(Data listing)

__________

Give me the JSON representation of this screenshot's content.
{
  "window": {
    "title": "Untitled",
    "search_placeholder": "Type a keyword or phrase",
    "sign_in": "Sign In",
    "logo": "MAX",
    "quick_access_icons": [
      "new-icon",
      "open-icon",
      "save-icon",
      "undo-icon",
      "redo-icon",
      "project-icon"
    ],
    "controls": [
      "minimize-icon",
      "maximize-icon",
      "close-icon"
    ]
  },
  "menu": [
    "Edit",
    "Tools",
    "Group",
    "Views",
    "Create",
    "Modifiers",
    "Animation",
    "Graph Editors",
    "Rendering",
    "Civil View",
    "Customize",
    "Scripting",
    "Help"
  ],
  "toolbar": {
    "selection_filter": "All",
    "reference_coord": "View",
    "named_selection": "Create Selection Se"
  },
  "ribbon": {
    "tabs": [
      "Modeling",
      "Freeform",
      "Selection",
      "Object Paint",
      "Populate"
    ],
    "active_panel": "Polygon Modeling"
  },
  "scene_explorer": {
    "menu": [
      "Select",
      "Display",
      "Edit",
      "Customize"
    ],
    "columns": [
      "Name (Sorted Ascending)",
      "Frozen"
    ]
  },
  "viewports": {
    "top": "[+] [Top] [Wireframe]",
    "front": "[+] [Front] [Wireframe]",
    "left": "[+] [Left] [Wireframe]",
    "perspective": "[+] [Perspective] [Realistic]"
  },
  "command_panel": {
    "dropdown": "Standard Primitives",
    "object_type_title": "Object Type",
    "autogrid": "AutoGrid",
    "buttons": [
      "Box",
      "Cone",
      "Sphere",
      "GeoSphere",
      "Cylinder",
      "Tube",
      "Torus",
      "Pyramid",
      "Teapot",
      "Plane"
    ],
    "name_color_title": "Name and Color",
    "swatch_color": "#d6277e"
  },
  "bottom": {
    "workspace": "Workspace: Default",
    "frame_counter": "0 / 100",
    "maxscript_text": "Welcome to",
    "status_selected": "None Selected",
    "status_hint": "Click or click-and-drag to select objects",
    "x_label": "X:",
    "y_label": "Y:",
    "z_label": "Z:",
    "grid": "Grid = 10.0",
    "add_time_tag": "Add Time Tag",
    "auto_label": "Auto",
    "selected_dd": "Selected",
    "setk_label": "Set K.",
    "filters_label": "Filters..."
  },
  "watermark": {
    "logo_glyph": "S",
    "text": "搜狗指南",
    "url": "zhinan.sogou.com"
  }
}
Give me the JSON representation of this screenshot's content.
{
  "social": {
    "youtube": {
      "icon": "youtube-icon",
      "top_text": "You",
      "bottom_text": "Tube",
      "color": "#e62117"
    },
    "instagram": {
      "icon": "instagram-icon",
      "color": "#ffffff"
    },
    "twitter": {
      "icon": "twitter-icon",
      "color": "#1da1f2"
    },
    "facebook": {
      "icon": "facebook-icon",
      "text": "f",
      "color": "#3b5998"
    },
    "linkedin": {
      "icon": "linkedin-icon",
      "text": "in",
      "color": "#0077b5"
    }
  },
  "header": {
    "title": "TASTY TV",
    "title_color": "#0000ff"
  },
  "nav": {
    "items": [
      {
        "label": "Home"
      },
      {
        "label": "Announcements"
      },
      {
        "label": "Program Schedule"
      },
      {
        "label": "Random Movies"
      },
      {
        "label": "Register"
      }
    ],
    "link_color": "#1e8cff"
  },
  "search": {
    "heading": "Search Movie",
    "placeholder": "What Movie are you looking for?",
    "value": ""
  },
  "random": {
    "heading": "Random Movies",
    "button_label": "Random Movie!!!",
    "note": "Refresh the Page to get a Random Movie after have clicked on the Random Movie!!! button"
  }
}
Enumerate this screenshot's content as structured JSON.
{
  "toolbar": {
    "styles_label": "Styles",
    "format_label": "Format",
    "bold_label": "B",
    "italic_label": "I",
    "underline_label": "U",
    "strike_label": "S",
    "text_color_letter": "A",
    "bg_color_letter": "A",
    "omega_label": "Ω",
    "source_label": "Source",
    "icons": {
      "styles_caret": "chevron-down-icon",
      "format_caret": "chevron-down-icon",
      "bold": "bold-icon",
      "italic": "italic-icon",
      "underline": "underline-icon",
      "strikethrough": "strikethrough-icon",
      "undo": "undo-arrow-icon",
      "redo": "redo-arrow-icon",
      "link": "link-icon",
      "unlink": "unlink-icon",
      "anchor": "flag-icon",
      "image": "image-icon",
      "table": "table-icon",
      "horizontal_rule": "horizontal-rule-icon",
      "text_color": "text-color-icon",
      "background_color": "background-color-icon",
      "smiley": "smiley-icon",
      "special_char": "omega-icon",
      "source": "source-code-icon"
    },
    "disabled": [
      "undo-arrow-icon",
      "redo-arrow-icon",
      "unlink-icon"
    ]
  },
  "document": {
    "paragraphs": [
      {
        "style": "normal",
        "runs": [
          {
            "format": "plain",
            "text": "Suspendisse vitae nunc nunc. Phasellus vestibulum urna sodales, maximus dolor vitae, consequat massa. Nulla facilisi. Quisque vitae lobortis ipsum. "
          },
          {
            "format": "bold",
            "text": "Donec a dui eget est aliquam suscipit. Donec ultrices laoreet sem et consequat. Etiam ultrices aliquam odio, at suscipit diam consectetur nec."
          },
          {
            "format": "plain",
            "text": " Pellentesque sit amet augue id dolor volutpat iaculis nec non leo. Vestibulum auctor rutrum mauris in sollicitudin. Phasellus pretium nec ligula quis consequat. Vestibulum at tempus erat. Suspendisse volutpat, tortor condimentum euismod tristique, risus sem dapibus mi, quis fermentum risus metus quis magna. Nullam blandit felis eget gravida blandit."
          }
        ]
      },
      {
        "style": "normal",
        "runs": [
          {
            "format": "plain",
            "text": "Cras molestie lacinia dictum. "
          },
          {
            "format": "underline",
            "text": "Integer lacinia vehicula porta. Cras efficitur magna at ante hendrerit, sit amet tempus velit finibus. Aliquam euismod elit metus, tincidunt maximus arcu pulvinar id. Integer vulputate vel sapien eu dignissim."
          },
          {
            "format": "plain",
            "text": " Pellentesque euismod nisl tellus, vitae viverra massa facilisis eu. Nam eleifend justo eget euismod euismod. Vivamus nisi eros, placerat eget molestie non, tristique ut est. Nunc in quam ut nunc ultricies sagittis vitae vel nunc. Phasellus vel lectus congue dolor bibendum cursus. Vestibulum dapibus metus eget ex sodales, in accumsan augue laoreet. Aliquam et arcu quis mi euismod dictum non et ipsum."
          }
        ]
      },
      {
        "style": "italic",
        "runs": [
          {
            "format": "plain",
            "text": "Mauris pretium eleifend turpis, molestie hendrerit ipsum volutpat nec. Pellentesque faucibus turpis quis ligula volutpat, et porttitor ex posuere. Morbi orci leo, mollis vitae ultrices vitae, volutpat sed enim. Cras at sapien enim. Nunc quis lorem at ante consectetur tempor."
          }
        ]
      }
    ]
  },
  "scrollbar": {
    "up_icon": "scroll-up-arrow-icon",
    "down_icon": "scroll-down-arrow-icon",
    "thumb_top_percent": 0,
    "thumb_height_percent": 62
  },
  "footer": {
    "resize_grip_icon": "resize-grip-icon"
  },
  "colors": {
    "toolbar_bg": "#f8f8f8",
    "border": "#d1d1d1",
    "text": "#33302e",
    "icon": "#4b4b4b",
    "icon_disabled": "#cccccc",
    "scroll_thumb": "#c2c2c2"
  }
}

__________

**Instructions to follow:** Transcribe the full listing above without leaving anything out.

**Worked solution:**
Give me the JSON representation of this screenshot's content.
{
  "window": {
    "title": "Untitled",
    "search_placeholder": "Type a keyword or phrase",
    "sign_in": "Sign In",
    "logo": "MAX",
    "quick_access_icons": [
      "new-icon",
      "open-icon",
      "save-icon",
      "undo-icon",
      "redo-icon",
      "project-icon"
    ],
    "controls": [
      "minimize-icon",
      "maximize-icon",
      "close-icon"
    ]
  },
  "menu": [
    "Edit",
    "Tools",
    "Group",
    "Views",
    "Create",
    "Modifiers",
    "Animation",
    "Graph Editors",
    "Rendering",
    "Civil View",
    "Customize",
    "Scripting",
    "Help"
  ],
  "toolbar": {
    "selection_filter": "All",
    "reference_coord": "View",
    "named_selection": "Create Selection Se"
  },
  "ribbon": {
    "tabs": [
      "Modeling",
      "Freeform",
      "Selection",
      "Object Paint",
      "Populate"
    ],
    "active_panel": "Polygon Modeling"
  },
  "scene_explorer": {
    "menu": [
      "Select",
      "Display",
      "Edit",
      "Customize"
    ],
    "columns": [
      "Name (Sorted Ascending)",
      "Frozen"
    ]
  },
  "viewports": {
    "top": "[+] [Top] [Wireframe]",
    "front": "[+] [Front] [Wireframe]",
    "left": "[+] [Left] [Wireframe]",
    "perspective": "[+] [Perspective] [Realistic]"
  },
  "command_panel": {
    "dropdown": "Standard Primitives",
    "object_type_title": "Object Type",
    "autogrid": "AutoGrid",
    "buttons": [
      "Box",
      "Cone",
      "Sphere",
      "GeoSphere",
      "Cylinder",
      "Tube",
      "Torus",
      "Pyramid",
      "Teapot",
      "Plane"
    ],
    "name_color_title": "Name and Color",
    "swatch_color": "#d6277e"
  },
  "bottom": {
    "workspace": "Workspace: Default",
    "frame_counter": "0 / 100",
    "maxscript_text": "Welcome to",
    "status_selected": "None Selected",
    "status_hint": "Click or click-and-drag to select objects",
    "x_label": "X:",
    "y_label": "Y:",
    "z_label": "Z:",
    "grid": "Grid = 10.0",
    "add_time_tag": "Add Time Tag",
    "auto_label": "Auto",
    "selected_dd": "Selected",
    "setk_label": "Set K.",
    "filters_label": "Filters..."
  },
  "watermark": {
    "logo_glyph": "S",
    "text": "搜狗指南",
    "url": "zhinan.sogou.com"
  }
}
Give me the JSON representation of this screenshot's content.
{
  "social": {
    "youtube": {
      "icon": "youtube-icon",
      "top_text": "You",
      "bottom_text": "Tube",
      "color": "#e62117"
    },
    "instagram": {
      "icon": "instagram-icon",
      "color": "#ffffff"
    },
    "twitter": {
      "icon": "twitter-icon",
      "color": "#1da1f2"
    },
    "facebook": {
      "icon": "facebook-icon",
      "text": "f",
      "color": "#3b5998"
    },
    "linkedin": {
      "icon": "linkedin-icon",
      "text": "in",
      "color": "#0077b5"
    }
  },
  "header": {
    "title": "TASTY TV",
    "title_color": "#0000ff"
  },
  "nav": {
    "items": [
      {
        "label": "Home"
      },
      {
        "label": "Announcements"
      },
      {
        "label": "Program Schedule"
      },
      {
        "label": "Random Movies"
      },
      {
        "label": "Register"
      }
    ],
    "link_color": "#1e8cff"
  },
  "search": {
    "heading": "Search Movie",
    "placeholder": "What Movie are you looking for?",
    "value": ""
  },
  "random": {
    "heading": "Random Movies",
    "button_label": "Random Movie!!!",
    "note": "Refresh the Page to get a Random Movie after have clicked on the Random Movie!!! button"
  }
}
Enumerate this screenshot's content as structured JSON.
{
  "toolbar": {
    "styles_label": "Styles",
    "format_label": "Format",
    "bold_label": "B",
    "italic_label": "I",
    "underline_label": "U",
    "strike_label": "S",
    "text_color_letter": "A",
    "bg_color_letter": "A",
    "omega_label": "Ω",
    "source_label": "Source",
    "icons": {
      "styles_caret": "chevron-down-icon",
      "format_caret": "chevron-down-icon",
      "bold": "bold-icon",
      "italic": "italic-icon",
      "underline": "underline-icon",
      "strikethrough": "strikethrough-icon",
      "undo": "undo-arrow-icon",
      "redo": "redo-arrow-icon",
      "link": "link-icon",
      "unlink": "unlink-icon",
      "anchor": "flag-icon",
      "image": "image-icon",
      "table": "table-icon",
      "horizontal_rule": "horizontal-rule-icon",
      "text_color": "text-color-icon",
      "background_color": "background-color-icon",
      "smiley": "smiley-icon",
      "special_char": "omega-icon",
      "source": "source-code-icon"
    },
    "disabled": [
      "undo-arrow-icon",
      "redo-arrow-icon",
      "unlink-icon"
    ]
  },
  "document": {
    "paragraphs": [
      {
        "style": "normal",
        "runs": [
          {
            "format": "plain",
            "text": "Suspendisse vitae nunc nunc. Phasellus vestibulum urna sodales, maximus dolor vitae, consequat massa. Nulla facilisi. Quisque vitae lobortis ipsum. "
          },
          {
            "format": "bold",
            "text": "Donec a dui eget est aliquam suscipit. Donec ultrices laoreet sem et consequat. Etiam ultrices aliquam odio, at suscipit diam consectetur nec."
          },
          {
            "format": "plain",
            "text": " Pellentesque sit amet augue id dolor volutpat iaculis nec non leo. Vestibulum auctor rutrum mauris in sollicitudin. Phasellus pretium nec ligula quis consequat. Vestibulum at tempus erat. Suspendisse volutpat, tortor condimentum euismod tristique, risus sem dapibus mi, quis fermentum risus metus quis magna. Nullam blandit felis eget gravida blandit."
          }
        ]
      },
      {
        "style": "normal",
        "runs": [
          {
            "format": "plain",
            "text": "Cras molestie lacinia dictum. "
          },
          {
            "format": "underline",
            "text": "Integer lacinia vehicula porta. Cras efficitur magna at ante hendrerit, sit amet tempus velit finibus. Aliquam euismod elit metus, tincidunt maximus arcu pulvinar id. Integer vulputate vel sapien eu dignissim."
          },
          {
            "format": "plain",
            "text": " Pellentesque euismod nisl tellus, vitae viverra massa facilisis eu. Nam eleifend justo eget euismod euismod. Vivamus nisi eros, placerat eget molestie non, tristique ut est. Nunc in quam ut nunc ultricies sagittis vitae vel nunc. Phasellus vel lectus congue dolor bibendum cursus. Vestibulum dapibus metus eget ex sodales, in accumsan augue laoreet. Aliquam et arcu quis mi euismod dictum non et ipsum."
          }
        ]
      },
      {
        "style": "italic",
        "runs": [
          {
            "format": "plain",
            "text": "Mauris pretium eleifend turpis, molestie hendrerit ipsum volutpat nec. Pellentesque faucibus turpis quis ligula volutpat, et porttitor ex posuere. Morbi orci leo, mollis vitae ultrices vitae, volutpat sed enim. Cras at sapien enim. Nunc quis lorem at ante consectetur tempor."
          }
        ]
      }
    ]
  },
  "scrollbar": {
    "up_icon": "scroll-up-arrow-icon",
    "down_icon": "scroll-down-arrow-icon",
    "thumb_top_percent": 0,
    "thumb_height_percent": 62
  },
  "footer": {
    "resize_grip_icon": "resize-grip-icon"
  },
  "colors": {
    "toolbar_bg": "#f8f8f8",
    "border": "#d1d1d1",
    "text": "#33302e",
    "icon": "#4b4b4b",
    "icon_disabled": "#cccccc",
    "scroll_thumb": "#c2c2c2"
  }
}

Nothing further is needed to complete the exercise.